>> Start Records provided

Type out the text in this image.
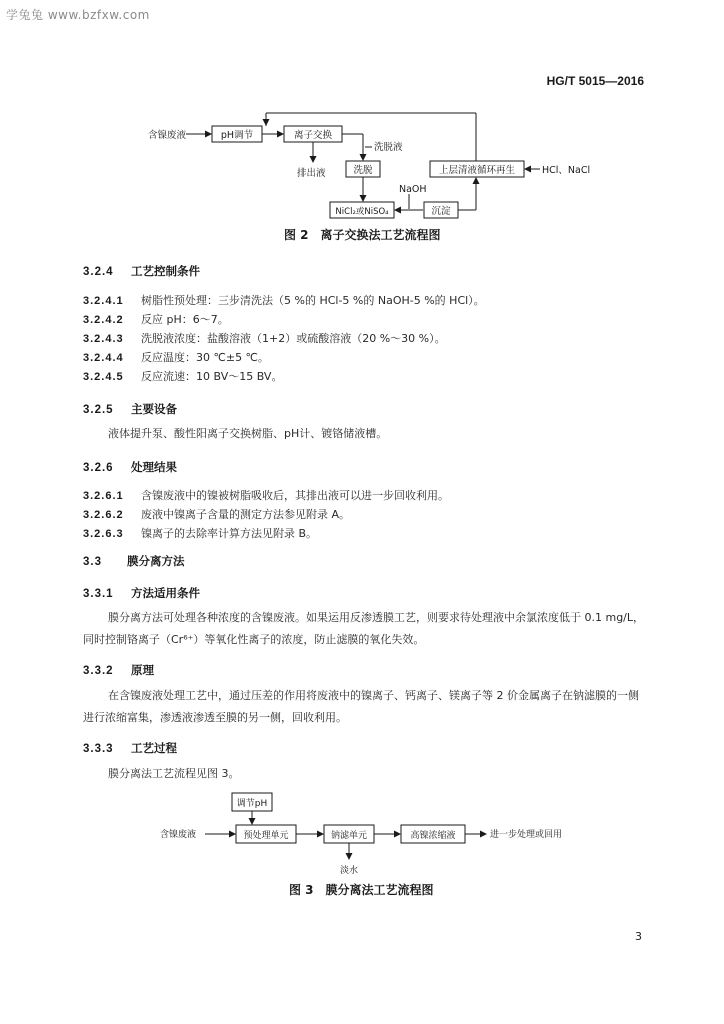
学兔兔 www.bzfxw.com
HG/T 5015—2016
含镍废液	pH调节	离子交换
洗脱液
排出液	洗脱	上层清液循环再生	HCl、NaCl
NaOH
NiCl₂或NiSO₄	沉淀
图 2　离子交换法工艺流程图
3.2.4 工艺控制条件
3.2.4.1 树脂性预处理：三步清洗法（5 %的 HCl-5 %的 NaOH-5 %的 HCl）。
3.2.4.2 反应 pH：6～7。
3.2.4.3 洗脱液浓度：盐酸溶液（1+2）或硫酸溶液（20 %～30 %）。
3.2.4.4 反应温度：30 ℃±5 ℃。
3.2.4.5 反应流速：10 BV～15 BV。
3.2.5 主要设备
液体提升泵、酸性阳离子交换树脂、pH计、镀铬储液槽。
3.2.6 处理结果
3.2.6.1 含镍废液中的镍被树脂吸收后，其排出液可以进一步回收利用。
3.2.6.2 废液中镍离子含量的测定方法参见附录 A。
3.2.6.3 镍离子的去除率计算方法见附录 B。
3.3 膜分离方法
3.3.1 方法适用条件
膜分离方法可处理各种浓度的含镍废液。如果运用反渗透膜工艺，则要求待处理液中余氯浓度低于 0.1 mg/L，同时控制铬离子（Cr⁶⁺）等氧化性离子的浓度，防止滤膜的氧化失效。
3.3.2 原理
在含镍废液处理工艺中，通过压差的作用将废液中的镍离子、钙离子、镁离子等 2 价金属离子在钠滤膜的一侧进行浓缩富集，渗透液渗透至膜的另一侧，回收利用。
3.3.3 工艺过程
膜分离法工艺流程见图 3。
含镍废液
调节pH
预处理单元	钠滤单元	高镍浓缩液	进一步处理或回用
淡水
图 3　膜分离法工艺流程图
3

>> End Records provided
>> Start Records provided

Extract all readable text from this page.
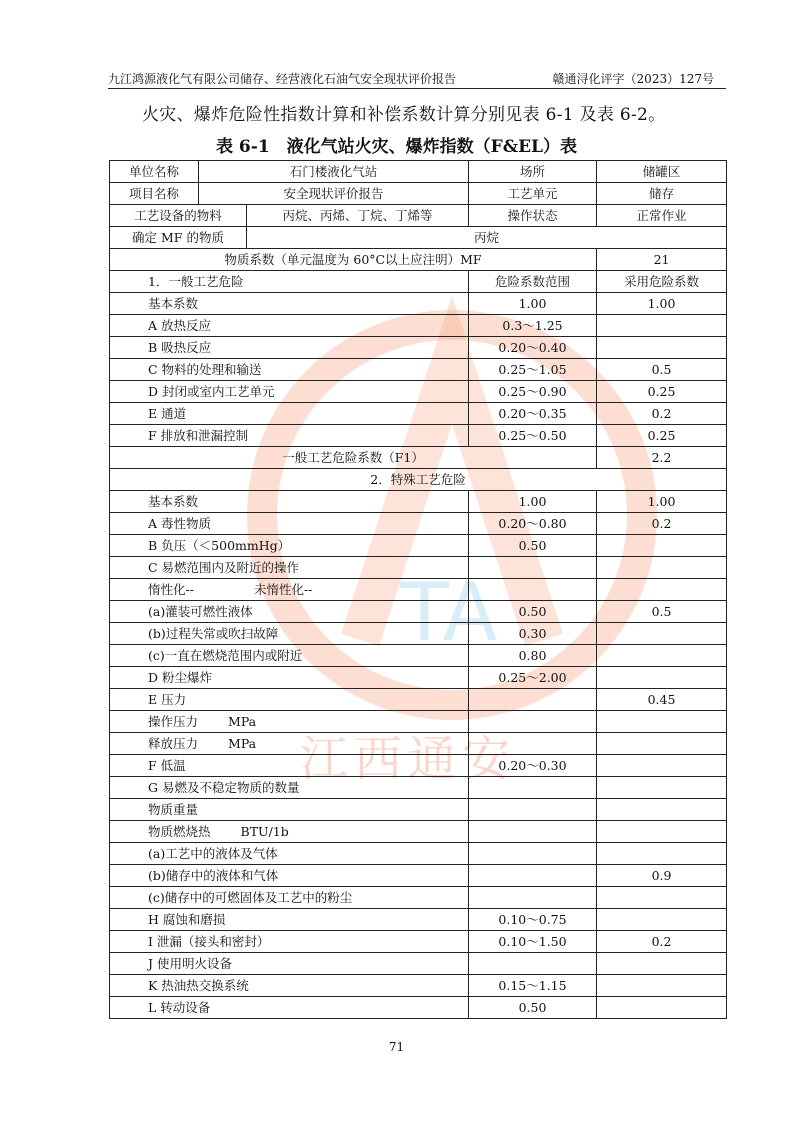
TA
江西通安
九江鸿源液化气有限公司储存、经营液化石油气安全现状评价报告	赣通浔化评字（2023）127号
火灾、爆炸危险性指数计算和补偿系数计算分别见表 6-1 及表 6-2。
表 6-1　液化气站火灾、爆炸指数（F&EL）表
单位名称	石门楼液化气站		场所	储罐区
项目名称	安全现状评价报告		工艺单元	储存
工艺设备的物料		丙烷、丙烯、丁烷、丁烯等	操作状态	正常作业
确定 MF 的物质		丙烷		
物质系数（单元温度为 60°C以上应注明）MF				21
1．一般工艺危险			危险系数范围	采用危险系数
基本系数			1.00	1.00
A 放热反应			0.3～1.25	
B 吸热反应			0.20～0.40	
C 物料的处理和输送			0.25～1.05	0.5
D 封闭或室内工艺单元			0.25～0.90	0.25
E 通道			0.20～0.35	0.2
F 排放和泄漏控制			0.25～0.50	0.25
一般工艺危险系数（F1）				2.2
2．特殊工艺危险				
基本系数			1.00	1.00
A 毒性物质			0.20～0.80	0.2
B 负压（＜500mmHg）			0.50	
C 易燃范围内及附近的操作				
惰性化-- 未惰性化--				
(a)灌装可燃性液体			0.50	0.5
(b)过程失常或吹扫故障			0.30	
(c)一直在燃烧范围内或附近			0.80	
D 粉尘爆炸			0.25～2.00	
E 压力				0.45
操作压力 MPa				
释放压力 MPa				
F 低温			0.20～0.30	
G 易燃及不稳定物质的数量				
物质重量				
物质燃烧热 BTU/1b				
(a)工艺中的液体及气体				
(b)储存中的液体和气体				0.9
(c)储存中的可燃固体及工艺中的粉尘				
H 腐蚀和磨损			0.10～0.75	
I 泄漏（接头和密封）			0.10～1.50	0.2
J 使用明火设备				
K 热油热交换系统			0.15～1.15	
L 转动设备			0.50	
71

>> End Records provided
>> Start Records provided

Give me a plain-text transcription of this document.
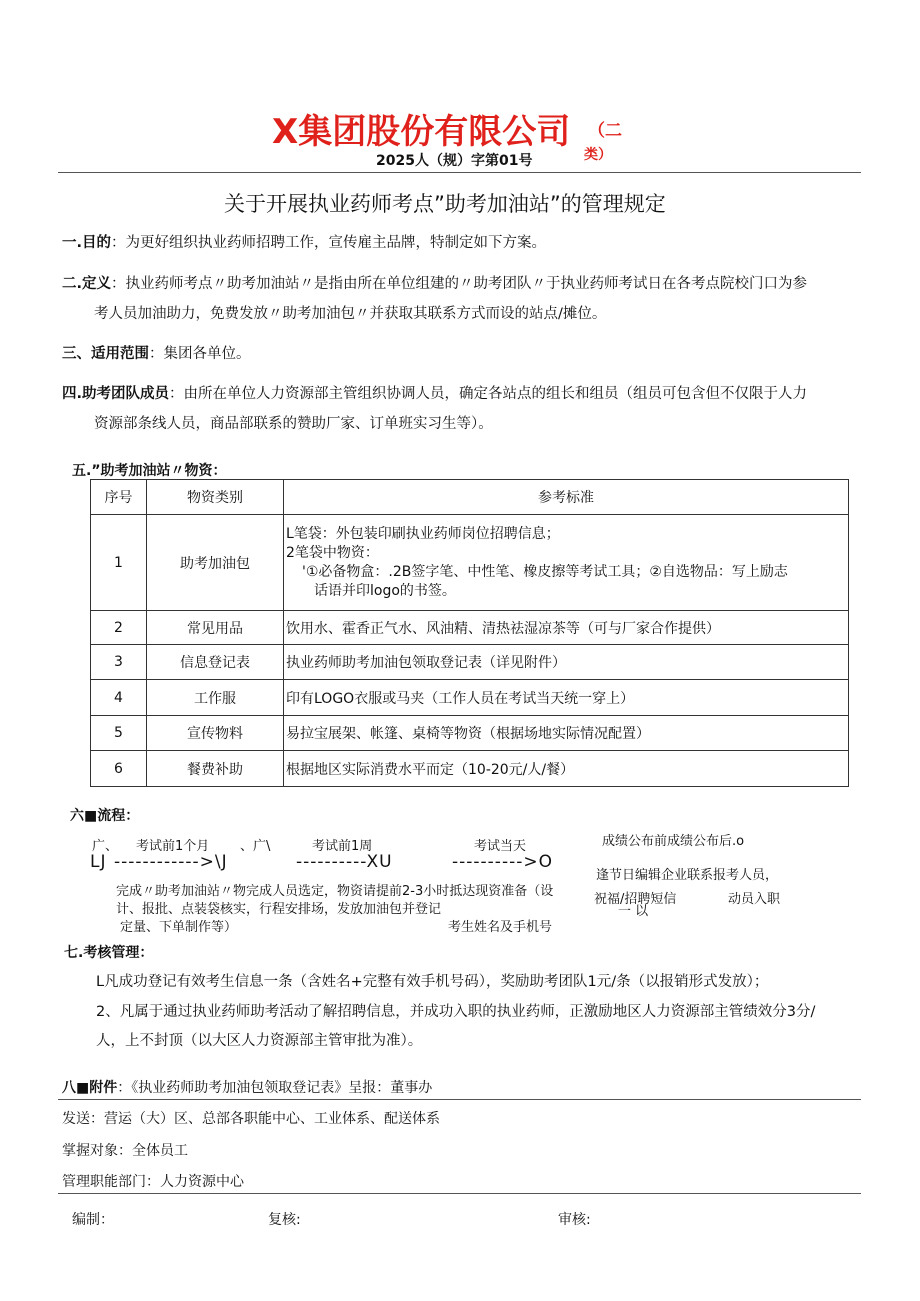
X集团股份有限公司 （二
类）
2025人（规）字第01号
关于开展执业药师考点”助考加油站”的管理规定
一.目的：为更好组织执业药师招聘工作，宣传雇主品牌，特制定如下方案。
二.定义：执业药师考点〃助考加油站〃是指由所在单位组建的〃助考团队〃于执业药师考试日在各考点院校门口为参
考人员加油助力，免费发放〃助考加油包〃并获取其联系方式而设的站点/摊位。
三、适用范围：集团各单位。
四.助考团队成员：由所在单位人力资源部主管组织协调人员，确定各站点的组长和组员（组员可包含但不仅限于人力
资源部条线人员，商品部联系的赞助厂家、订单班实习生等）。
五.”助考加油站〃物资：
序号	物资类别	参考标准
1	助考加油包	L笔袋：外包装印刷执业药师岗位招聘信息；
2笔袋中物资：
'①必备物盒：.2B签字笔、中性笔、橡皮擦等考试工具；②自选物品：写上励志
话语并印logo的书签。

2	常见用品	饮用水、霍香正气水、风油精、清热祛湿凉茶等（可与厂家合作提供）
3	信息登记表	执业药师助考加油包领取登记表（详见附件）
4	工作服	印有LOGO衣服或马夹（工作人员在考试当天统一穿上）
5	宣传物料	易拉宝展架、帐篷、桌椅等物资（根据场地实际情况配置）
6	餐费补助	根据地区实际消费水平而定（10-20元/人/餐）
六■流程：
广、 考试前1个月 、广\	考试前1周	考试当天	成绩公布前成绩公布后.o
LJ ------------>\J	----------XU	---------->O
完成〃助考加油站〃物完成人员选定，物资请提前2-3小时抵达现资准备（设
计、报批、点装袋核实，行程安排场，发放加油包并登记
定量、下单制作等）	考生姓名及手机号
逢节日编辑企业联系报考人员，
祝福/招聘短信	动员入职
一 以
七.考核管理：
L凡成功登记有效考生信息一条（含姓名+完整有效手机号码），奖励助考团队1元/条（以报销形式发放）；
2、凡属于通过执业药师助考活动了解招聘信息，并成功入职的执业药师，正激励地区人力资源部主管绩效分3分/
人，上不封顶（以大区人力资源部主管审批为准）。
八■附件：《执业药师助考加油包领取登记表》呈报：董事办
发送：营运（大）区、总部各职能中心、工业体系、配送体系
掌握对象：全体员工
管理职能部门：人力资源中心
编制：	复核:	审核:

>> End Records provided

**Stated exercise**
Copy, from the material above, each line in which the string "text" occurs.

**Final answer**
Type out the text in this image.
Extract all readable text from this page.
Give me a plain-text transcription of this document.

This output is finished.